◆ Data listing
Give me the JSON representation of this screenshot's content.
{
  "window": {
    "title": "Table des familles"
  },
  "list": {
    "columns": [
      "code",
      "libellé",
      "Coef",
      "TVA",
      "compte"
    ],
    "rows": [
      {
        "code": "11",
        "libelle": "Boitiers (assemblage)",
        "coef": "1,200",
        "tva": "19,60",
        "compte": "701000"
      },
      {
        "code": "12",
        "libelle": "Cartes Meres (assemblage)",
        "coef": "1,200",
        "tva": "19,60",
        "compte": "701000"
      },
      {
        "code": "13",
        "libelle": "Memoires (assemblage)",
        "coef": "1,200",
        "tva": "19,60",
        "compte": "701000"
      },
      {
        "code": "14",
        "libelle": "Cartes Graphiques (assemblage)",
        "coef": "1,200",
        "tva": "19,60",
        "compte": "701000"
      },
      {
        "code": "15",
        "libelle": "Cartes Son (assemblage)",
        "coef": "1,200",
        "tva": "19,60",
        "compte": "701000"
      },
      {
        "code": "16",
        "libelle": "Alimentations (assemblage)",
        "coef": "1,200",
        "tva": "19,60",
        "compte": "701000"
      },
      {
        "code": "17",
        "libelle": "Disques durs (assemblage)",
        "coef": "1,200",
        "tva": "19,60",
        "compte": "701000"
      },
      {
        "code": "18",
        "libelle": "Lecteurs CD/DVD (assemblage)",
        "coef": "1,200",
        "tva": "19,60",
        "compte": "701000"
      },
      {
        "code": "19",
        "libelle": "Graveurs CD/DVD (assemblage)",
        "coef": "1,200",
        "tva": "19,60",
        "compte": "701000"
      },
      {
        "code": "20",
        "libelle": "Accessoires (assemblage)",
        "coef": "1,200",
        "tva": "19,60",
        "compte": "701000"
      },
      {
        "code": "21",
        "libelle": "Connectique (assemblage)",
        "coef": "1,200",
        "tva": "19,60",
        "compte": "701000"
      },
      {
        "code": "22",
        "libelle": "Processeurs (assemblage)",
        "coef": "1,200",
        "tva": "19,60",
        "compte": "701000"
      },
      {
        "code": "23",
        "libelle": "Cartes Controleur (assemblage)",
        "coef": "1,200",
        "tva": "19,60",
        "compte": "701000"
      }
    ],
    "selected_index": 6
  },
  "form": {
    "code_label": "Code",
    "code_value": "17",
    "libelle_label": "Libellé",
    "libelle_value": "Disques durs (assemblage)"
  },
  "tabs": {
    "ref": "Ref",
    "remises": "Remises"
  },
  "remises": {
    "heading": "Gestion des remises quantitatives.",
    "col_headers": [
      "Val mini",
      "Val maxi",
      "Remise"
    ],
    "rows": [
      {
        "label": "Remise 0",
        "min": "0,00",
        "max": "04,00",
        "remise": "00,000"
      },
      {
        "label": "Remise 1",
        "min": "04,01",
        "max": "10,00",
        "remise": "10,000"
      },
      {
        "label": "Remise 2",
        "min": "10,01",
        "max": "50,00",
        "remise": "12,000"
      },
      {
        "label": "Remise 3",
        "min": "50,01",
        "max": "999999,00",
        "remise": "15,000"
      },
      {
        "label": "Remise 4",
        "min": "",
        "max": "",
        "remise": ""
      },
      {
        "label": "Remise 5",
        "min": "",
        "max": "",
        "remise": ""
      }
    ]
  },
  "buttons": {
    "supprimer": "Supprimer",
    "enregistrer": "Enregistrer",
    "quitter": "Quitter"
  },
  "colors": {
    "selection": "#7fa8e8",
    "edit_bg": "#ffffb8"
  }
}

◆ Exercise requirements
All of the records must be repeated exactly.

◆ Response
Give me the JSON representation of this screenshot's content.
{
  "window": {
    "title": "Table des familles"
  },
  "list": {
    "columns": [
      "code",
      "libellé",
      "Coef",
      "TVA",
      "compte"
    ],
    "rows": [
      {
        "code": "11",
        "libelle": "Boitiers (assemblage)",
        "coef": "1,200",
        "tva": "19,60",
        "compte": "701000"
      },
      {
        "code": "12",
        "libelle": "Cartes Meres (assemblage)",
        "coef": "1,200",
        "tva": "19,60",
        "compte": "701000"
      },
      {
        "code": "13",
        "libelle": "Memoires (assemblage)",
        "coef": "1,200",
        "tva": "19,60",
        "compte": "701000"
      },
      {
        "code": "14",
        "libelle": "Cartes Graphiques (assemblage)",
        "coef": "1,200",
        "tva": "19,60",
        "compte": "701000"
      },
      {
        "code": "15",
        "libelle": "Cartes Son (assemblage)",
        "coef": "1,200",
        "tva": "19,60",
        "compte": "701000"
      },
      {
        "code": "16",
        "libelle": "Alimentations (assemblage)",
        "coef": "1,200",
        "tva": "19,60",
        "compte": "701000"
      },
      {
        "code": "17",
        "libelle": "Disques durs (assemblage)",
        "coef": "1,200",
        "tva": "19,60",
        "compte": "701000"
      },
      {
        "code": "18",
        "libelle": "Lecteurs CD/DVD (assemblage)",
        "coef": "1,200",
        "tva": "19,60",
        "compte": "701000"
      },
      {
        "code": "19",
        "libelle": "Graveurs CD/DVD (assemblage)",
        "coef": "1,200",
        "tva": "19,60",
        "compte": "701000"
      },
      {
        "code": "20",
        "libelle": "Accessoires (assemblage)",
        "coef": "1,200",
        "tva": "19,60",
        "compte": "701000"
      },
      {
        "code": "21",
        "libelle": "Connectique (assemblage)",
        "coef": "1,200",
        "tva": "19,60",
        "compte": "701000"
      },
      {
        "code": "22",
        "libelle": "Processeurs (assemblage)",
        "coef": "1,200",
        "tva": "19,60",
        "compte": "701000"
      },
      {
        "code": "23",
        "libelle": "Cartes Controleur (assemblage)",
        "coef": "1,200",
        "tva": "19,60",
        "compte": "701000"
      }
    ],
    "selected_index": 6
  },
  "form": {
    "code_label": "Code",
    "code_value": "17",
    "libelle_label": "Libellé",
    "libelle_value": "Disques durs (assemblage)"
  },
  "tabs": {
    "ref": "Ref",
    "remises": "Remises"
  },
  "remises": {
    "heading": "Gestion des remises quantitatives.",
    "col_headers": [
      "Val mini",
      "Val maxi",
      "Remise"
    ],
    "rows": [
      {
        "label": "Remise 0",
        "min": "0,00",
        "max": "04,00",
        "remise": "00,000"
      },
      {
        "label": "Remise 1",
        "min": "04,01",
        "max": "10,00",
        "remise": "10,000"
      },
      {
        "label": "Remise 2",
        "min": "10,01",
        "max": "50,00",
        "remise": "12,000"
      },
      {
        "label": "Remise 3",
        "min": "50,01",
        "max": "999999,00",
        "remise": "15,000"
      },
      {
        "label": "Remise 4",
        "min": "",
        "max": "",
        "remise": ""
      },
      {
        "label": "Remise 5",
        "min": "",
        "max": "",
        "remise": ""
      }
    ]
  },
  "buttons": {
    "supprimer": "Supprimer",
    "enregistrer": "Enregistrer",
    "quitter": "Quitter"
  },
  "colors": {
    "selection": "#7fa8e8",
    "edit_bg": "#ffffb8"
  }
}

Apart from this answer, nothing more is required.